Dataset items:
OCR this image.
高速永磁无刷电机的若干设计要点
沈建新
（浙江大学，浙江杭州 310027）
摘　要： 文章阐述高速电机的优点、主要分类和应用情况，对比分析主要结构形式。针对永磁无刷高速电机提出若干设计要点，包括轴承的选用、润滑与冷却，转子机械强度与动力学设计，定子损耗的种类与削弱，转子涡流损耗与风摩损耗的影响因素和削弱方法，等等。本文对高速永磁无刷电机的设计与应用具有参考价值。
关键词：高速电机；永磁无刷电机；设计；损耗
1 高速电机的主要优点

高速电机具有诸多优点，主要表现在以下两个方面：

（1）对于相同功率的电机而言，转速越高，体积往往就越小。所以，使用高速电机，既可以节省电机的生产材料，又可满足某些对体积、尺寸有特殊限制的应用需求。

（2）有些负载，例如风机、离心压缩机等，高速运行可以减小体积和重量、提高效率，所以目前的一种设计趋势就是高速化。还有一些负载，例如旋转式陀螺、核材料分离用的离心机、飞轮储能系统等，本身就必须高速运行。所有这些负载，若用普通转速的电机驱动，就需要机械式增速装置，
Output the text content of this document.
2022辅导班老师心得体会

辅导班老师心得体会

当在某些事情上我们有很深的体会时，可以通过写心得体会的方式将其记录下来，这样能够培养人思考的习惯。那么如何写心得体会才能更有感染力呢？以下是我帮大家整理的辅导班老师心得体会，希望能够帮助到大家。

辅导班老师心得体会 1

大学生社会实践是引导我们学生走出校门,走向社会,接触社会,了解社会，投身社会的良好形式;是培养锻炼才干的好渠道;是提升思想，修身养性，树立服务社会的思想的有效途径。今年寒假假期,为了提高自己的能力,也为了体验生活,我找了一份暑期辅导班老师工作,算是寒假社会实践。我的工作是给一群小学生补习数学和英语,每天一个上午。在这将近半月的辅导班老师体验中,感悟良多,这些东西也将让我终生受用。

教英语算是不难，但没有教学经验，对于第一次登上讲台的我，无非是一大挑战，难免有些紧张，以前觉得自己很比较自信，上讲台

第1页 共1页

Instruction >> Exactly as shown above, return every record.

Solution to this problem >>
OCR this image.
高速永磁无刷电机的若干设计要点
沈建新
（浙江大学，浙江杭州 310027）
摘　要： 文章阐述高速电机的优点、主要分类和应用情况，对比分析主要结构形式。针对永磁无刷高速电机提出若干设计要点，包括轴承的选用、润滑与冷却，转子机械强度与动力学设计，定子损耗的种类与削弱，转子涡流损耗与风摩损耗的影响因素和削弱方法，等等。本文对高速永磁无刷电机的设计与应用具有参考价值。
关键词：高速电机；永磁无刷电机；设计；损耗
1 高速电机的主要优点

高速电机具有诸多优点，主要表现在以下两个方面：

（1）对于相同功率的电机而言，转速越高，体积往往就越小。所以，使用高速电机，既可以节省电机的生产材料，又可满足某些对体积、尺寸有特殊限制的应用需求。

（2）有些负载，例如风机、离心压缩机等，高速运行可以减小体积和重量、提高效率，所以目前的一种设计趋势就是高速化。还有一些负载，例如旋转式陀螺、核材料分离用的离心机、飞轮储能系统等，本身就必须高速运行。所有这些负载，若用普通转速的电机驱动，就需要机械式增速装置，
Output the text content of this document.
2022辅导班老师心得体会

辅导班老师心得体会

当在某些事情上我们有很深的体会时，可以通过写心得体会的方式将其记录下来，这样能够培养人思考的习惯。那么如何写心得体会才能更有感染力呢？以下是我帮大家整理的辅导班老师心得体会，希望能够帮助到大家。

辅导班老师心得体会 1

大学生社会实践是引导我们学生走出校门,走向社会,接触社会,了解社会，投身社会的良好形式;是培养锻炼才干的好渠道;是提升思想，修身养性，树立服务社会的思想的有效途径。今年寒假假期,为了提高自己的能力,也为了体验生活,我找了一份暑期辅导班老师工作,算是寒假社会实践。我的工作是给一群小学生补习数学和英语,每天一个上午。在这将近半月的辅导班老师体验中,感悟良多,这些东西也将让我终生受用。

教英语算是不难，但没有教学经验，对于第一次登上讲台的我，无非是一大挑战，难免有些紧张，以前觉得自己很比较自信，上讲台

第1页 共1页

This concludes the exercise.